-- start of Rows --
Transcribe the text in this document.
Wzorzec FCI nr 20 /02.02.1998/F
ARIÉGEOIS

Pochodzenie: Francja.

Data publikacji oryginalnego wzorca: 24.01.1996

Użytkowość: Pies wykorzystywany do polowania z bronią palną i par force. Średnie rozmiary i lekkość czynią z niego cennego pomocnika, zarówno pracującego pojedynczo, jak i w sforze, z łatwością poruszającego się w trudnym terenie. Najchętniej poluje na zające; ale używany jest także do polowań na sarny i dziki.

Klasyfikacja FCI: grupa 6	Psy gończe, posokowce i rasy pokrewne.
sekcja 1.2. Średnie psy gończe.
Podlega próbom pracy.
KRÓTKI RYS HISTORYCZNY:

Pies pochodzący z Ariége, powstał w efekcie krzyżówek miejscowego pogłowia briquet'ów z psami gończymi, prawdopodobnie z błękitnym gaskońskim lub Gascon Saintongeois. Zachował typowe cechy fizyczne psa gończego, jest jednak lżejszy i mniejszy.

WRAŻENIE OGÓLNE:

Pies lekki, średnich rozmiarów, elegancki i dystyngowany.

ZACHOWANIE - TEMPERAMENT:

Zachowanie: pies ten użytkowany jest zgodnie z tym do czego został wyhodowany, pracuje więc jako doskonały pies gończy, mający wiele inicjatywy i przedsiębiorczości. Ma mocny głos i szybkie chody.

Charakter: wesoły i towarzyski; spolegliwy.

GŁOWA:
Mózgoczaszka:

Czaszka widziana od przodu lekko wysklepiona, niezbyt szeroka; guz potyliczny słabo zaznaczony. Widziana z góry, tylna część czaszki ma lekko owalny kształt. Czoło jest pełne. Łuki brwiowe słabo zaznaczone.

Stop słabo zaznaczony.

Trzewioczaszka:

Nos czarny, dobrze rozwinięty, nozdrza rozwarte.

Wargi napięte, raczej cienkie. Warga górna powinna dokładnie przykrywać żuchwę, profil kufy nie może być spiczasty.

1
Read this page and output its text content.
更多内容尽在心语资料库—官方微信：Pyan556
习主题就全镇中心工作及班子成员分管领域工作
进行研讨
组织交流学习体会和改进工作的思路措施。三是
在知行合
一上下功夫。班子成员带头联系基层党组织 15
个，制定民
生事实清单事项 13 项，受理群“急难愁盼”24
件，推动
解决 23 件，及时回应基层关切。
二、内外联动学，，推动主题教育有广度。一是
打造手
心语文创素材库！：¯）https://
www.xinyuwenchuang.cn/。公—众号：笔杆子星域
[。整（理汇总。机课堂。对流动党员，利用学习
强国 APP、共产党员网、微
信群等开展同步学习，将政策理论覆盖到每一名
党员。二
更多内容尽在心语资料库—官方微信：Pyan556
-- end of Rows --
Exercise prompt: Extract exactly the lines between the line containing "Read this page and output its text content." and the end of the data, including both.

Final result:
Read this page and output its text content.
更多内容尽在心语资料库—官方微信：Pyan556
习主题就全镇中心工作及班子成员分管领域工作
进行研讨
组织交流学习体会和改进工作的思路措施。三是
在知行合
一上下功夫。班子成员带头联系基层党组织 15
个，制定民
生事实清单事项 13 项，受理群“急难愁盼”24
件，推动
解决 23 件，及时回应基层关切。
二、内外联动学，，推动主题教育有广度。一是
打造手
心语文创素材库！：¯）https://
www.xinyuwenchuang.cn/。公—众号：笔杆子星域
[。整（理汇总。机课堂。对流动党员，利用学习
强国 APP、共产党员网、微
信群等开展同步学习，将政策理论覆盖到每一名
党员。二
更多内容尽在心语资料库—官方微信：Pyan556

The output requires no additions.